REQUIRED WORK: Present each line of the entries below that holds the word "type".

Entries with figure data:
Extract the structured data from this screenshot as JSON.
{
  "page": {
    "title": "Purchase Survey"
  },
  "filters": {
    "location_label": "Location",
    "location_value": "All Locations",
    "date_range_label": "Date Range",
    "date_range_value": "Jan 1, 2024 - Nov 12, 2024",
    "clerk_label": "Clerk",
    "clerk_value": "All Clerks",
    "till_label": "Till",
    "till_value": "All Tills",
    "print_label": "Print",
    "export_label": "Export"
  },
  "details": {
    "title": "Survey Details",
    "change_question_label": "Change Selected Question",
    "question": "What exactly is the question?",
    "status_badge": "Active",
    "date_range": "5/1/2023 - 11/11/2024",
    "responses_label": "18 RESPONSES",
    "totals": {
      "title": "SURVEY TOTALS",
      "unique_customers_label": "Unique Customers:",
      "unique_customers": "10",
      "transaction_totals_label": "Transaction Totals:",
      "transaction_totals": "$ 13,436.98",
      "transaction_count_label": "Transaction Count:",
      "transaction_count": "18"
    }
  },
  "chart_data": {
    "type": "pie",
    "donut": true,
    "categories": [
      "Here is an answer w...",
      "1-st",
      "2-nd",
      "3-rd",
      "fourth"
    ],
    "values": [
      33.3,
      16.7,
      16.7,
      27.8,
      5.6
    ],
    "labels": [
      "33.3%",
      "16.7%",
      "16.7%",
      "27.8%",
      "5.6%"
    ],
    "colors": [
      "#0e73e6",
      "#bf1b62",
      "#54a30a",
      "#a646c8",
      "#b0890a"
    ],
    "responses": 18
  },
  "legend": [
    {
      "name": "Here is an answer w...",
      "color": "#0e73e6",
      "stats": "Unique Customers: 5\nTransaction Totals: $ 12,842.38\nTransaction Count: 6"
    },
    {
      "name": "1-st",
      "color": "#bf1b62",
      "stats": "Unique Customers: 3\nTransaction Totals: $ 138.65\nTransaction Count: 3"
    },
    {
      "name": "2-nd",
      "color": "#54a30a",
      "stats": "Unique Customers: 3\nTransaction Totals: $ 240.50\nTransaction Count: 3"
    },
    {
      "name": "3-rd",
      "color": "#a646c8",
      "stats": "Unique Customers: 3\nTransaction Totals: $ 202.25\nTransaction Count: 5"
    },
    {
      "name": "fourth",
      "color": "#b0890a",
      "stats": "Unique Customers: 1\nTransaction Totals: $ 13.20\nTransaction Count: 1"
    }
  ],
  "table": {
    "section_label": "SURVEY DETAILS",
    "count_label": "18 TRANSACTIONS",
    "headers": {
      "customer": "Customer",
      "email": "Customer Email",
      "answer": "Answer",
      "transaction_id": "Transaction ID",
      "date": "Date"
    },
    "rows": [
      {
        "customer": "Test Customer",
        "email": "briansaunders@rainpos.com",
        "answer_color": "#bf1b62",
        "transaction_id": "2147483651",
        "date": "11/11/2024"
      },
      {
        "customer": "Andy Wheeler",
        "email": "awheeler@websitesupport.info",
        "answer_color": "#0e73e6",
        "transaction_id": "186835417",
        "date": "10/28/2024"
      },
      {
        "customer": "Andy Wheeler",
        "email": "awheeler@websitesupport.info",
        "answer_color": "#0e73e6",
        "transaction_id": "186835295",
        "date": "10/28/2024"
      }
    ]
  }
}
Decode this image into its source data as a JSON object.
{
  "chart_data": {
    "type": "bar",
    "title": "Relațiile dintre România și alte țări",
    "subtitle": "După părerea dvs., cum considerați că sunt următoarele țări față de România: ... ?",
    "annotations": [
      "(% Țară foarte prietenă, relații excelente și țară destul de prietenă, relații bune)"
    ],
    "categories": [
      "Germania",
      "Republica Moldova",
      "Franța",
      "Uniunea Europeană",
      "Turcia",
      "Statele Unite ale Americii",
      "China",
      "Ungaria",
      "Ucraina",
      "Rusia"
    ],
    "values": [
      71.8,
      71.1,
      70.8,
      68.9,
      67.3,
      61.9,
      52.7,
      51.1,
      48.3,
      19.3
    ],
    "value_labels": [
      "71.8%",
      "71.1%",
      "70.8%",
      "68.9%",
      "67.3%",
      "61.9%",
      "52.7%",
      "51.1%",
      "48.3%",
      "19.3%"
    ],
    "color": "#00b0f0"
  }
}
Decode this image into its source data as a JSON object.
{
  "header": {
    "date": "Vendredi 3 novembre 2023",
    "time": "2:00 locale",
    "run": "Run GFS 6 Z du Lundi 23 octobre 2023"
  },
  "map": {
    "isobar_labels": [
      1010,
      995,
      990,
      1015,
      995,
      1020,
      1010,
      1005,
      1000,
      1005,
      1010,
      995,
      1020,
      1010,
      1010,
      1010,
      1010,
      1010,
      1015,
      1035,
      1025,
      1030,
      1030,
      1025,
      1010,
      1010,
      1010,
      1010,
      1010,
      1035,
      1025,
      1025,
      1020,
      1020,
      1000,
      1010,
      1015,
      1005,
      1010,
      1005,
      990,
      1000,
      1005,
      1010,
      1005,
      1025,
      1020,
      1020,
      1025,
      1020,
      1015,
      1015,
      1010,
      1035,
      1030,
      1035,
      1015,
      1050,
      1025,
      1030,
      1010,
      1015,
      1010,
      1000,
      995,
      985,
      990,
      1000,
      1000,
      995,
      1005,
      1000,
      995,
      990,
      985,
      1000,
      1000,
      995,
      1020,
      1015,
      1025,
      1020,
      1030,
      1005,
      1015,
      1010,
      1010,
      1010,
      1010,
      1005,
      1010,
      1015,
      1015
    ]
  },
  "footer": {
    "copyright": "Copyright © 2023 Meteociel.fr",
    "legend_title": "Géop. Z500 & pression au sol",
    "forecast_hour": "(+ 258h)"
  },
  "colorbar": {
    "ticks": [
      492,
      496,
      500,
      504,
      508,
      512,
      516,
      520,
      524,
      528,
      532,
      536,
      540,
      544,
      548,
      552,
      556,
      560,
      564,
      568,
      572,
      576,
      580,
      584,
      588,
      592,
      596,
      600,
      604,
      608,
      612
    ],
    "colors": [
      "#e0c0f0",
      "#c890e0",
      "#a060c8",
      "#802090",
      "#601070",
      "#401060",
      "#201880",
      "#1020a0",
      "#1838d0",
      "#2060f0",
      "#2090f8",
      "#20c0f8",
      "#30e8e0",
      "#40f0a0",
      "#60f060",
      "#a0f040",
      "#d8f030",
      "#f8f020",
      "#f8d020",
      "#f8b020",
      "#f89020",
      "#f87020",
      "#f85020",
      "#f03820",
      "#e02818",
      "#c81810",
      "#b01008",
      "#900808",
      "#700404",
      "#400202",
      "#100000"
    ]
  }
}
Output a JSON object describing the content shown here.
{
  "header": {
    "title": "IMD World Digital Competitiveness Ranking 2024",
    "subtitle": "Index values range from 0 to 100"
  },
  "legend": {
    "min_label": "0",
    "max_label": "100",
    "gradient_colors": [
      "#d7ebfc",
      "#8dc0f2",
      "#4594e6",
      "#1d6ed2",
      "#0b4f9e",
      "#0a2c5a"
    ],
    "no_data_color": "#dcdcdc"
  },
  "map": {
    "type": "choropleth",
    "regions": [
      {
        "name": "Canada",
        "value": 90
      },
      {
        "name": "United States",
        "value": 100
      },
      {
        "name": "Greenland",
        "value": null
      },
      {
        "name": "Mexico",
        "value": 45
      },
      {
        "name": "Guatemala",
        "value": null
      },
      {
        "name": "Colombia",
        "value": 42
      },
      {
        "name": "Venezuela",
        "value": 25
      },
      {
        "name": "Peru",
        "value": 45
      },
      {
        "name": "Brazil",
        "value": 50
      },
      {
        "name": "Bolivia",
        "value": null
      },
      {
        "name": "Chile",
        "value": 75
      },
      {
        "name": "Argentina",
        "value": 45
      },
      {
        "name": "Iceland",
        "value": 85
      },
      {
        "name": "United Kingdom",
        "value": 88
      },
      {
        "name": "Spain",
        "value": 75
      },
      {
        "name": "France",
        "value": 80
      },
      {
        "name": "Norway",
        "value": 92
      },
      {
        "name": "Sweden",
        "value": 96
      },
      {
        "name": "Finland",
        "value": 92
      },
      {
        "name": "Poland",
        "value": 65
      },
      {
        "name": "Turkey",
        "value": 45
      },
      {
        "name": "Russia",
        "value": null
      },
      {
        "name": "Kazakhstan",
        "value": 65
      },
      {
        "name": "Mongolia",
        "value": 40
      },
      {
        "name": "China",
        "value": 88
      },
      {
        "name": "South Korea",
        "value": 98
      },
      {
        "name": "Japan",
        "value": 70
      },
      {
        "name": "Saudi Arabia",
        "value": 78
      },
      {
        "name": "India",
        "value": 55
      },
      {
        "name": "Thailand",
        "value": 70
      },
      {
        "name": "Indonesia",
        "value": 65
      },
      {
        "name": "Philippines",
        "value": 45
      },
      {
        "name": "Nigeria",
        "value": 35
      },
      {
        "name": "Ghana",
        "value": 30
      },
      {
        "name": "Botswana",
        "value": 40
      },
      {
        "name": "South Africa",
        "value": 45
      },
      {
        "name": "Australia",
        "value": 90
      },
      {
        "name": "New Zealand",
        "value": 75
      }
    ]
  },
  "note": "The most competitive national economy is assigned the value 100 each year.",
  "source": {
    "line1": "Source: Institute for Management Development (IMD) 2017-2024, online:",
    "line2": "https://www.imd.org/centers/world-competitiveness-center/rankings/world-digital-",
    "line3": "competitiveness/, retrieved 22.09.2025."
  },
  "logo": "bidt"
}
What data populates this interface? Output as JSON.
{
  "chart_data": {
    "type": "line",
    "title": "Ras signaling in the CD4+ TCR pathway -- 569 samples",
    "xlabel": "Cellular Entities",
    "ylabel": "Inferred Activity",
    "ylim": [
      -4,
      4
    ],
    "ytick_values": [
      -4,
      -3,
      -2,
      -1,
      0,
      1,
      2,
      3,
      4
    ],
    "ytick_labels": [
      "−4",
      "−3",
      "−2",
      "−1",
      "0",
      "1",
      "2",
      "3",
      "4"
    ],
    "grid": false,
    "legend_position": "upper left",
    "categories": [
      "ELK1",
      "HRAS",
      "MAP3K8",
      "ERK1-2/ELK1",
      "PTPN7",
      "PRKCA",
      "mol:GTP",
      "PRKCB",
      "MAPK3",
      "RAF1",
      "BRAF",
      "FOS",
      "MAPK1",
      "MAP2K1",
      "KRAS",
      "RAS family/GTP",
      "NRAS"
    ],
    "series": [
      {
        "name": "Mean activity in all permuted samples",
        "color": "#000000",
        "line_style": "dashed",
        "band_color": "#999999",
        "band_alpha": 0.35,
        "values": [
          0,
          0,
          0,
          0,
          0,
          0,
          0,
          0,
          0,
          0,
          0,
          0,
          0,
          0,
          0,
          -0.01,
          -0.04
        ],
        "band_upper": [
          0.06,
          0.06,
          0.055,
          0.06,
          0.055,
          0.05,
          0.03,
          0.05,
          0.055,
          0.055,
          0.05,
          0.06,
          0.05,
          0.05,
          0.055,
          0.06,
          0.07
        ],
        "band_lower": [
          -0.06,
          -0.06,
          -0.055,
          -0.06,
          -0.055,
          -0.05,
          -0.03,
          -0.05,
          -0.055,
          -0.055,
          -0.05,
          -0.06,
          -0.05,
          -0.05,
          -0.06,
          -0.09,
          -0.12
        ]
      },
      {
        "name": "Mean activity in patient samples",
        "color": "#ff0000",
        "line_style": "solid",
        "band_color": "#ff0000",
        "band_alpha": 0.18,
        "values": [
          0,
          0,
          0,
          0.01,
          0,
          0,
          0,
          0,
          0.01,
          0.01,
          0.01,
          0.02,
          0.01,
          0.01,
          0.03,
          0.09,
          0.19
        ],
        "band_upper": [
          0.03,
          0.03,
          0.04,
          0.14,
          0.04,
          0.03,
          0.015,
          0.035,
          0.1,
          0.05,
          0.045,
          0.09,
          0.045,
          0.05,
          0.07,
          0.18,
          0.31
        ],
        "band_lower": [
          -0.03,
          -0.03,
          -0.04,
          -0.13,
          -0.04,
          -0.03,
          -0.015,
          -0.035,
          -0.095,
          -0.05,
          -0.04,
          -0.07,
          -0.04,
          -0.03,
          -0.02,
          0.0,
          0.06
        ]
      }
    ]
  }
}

THE RESPONSE:
    "type": "pie",
    "type": "bar",
    "type": "choropleth",
    "type": "line",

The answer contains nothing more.